══ Document excerpt

This warning is for the BabylonJS and ReactJs tutorial in the documentation, not for react-babylonjs.
This integration of babylon.js into a react application works fine, however there is a nagging warning:
React Hook useEffect has missing dependencies: ‘adaptToDeviceRatio’, ‘antialias’, ‘engineOptions’, ‘onRender’, ‘props’, and ‘sceneOptions’. Either include them or remove the dependency array. However, ‘props’ will change when any prop changes, so the preferred fix is to destructure the ‘props’ object outside of the useEffect call and refer to those specific props inside useEffect
I’m not sure if the dependencies should be added to the dependencies array, because the SceneComponent may not meant to be updated if these dependencies change.
The quick fix is to add a hint for the linter to ignore, which effectively indicates that your missing dependencies are intentional. When those “missing” dependencies change the useEffect won’t trigger again and React is warning you in case that is unintentional. Those are constructor parameters mainly and we don’t want to re-run when those props change. ie: if you change adaptToDeviceRatio prop you don’t want to dispose engine and create a new one.
The underlying reason is to make the example readable. The fix to remove the warning has many solutions - here are 2:
Introduce a state like const [inititalized, setInitialized] = useState(false); (or useRef) and then you could ensure useEffect creates Engine only once with a gated check.
useCallback could memoize the scene and engine creation. If you combined that with a useRef on Scene/Engine then you could actually flow those props through to instances. That would be useful if you wanted to change Engine properties via props.
At that point the “simple” example code would probably double in size. There was a forum post yesterday as well that brought to attention that the example may be better off with best practices as opposed to a simple as possible ~50 line example.

════
══ Listed entries

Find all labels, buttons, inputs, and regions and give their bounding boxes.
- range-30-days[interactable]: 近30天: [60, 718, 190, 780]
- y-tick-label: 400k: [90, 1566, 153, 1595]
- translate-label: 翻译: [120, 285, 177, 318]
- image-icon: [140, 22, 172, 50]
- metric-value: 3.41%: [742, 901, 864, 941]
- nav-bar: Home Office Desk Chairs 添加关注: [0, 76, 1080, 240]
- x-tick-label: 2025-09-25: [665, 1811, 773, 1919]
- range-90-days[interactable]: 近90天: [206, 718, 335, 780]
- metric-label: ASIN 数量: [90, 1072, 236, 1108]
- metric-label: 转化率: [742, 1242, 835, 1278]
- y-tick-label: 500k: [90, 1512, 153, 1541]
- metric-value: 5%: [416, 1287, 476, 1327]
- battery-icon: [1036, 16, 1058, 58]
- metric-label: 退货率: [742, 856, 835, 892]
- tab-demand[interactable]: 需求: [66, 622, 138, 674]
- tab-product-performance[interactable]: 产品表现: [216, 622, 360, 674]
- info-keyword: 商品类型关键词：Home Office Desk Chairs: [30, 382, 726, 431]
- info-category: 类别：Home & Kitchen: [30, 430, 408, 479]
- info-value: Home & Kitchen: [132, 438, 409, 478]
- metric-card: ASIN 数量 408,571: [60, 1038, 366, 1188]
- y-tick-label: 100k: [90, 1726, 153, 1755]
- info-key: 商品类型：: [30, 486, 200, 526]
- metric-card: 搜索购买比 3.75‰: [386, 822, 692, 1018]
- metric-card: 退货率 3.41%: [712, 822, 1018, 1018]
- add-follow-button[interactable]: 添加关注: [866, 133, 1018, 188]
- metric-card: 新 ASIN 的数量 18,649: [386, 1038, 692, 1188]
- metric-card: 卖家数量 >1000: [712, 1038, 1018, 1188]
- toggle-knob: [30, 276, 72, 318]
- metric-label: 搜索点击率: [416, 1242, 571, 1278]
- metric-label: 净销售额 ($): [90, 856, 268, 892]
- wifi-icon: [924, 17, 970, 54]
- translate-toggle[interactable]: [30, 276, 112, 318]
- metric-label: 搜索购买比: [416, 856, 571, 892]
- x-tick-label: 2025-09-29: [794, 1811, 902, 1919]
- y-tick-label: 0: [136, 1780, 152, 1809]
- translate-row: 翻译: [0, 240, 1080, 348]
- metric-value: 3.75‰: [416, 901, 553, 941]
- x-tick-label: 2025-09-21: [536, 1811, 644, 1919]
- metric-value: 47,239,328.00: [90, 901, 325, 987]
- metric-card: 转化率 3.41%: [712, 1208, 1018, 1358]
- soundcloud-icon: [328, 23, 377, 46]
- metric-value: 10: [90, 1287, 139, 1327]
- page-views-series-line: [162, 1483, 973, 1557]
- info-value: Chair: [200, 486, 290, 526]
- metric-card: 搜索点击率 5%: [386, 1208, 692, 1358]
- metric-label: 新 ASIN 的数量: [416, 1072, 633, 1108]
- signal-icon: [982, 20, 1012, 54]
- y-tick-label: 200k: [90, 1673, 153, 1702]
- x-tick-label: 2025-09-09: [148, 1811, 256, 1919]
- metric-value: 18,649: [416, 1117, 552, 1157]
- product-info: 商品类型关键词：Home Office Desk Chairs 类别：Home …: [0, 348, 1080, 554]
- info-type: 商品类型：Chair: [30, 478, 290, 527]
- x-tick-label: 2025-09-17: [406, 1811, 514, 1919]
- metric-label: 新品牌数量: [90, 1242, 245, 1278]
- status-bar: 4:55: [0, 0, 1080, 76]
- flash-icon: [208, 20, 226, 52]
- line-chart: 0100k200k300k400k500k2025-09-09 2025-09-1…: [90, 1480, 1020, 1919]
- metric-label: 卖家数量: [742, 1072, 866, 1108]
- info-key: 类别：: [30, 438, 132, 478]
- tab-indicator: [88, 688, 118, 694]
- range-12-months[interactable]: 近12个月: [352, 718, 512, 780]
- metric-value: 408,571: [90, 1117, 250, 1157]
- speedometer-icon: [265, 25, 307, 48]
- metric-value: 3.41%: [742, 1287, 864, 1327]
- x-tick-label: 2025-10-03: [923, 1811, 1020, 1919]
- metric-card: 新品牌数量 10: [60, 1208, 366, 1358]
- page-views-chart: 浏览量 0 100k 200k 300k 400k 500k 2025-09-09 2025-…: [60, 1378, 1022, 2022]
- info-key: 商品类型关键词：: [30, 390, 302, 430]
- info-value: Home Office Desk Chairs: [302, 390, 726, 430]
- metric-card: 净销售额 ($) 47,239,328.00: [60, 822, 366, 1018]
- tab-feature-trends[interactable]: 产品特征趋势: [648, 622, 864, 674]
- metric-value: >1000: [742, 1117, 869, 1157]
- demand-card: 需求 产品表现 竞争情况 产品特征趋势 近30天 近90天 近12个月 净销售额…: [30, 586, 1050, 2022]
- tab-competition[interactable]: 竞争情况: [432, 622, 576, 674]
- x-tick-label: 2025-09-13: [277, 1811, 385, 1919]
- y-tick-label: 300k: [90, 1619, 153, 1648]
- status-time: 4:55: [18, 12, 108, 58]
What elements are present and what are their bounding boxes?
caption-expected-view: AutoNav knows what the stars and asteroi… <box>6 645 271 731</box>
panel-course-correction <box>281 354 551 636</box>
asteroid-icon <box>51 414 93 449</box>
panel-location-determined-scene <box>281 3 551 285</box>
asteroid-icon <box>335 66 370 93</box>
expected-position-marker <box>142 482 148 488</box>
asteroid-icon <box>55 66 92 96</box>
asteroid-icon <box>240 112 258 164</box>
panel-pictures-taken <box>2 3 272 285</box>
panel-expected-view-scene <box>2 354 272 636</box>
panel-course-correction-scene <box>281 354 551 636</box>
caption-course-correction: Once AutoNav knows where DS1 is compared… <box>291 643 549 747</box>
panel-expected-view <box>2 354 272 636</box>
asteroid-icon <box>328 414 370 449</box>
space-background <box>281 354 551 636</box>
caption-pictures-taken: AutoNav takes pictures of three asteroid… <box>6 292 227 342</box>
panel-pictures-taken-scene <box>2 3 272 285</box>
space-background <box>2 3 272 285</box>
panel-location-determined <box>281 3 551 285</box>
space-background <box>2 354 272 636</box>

════

**Task set:**
1: Translate this sentence from the BabylonJS discussion into Spanish: "That would be useful if you wanted to change Engine properties via props."
2: From the BabylonJS discussion, reproduce the passage that begins at the words "The quick fix" and ends after "a gated check.".
The rows aren't needed for what comes next.

**Numbered answers:**
1: Eso sería útil si quisieras cambiar las propiedades de Engine mediante props.

2:
The quick fix is to add a hint for the linter to ignore, which effectively indicates that your missing dependencies are intentional. When those “missing” dependencies change the useEffect won’t trigger again and React is warning you in case that is unintentional. Those are constructor parameters mainly and we don’t want to re-run when those props change. ie: if you change adaptToDeviceRatio prop you don’t want to dispose engine and create a new one.
The underlying reason is to make the example readable. The fix to remove the warning has many solutions - here are 2:
Introduce a state like const [inititalized, setInitialized] = useState(false); (or useRef) and then you could ensure useEffect creates Engine only once with a gated check.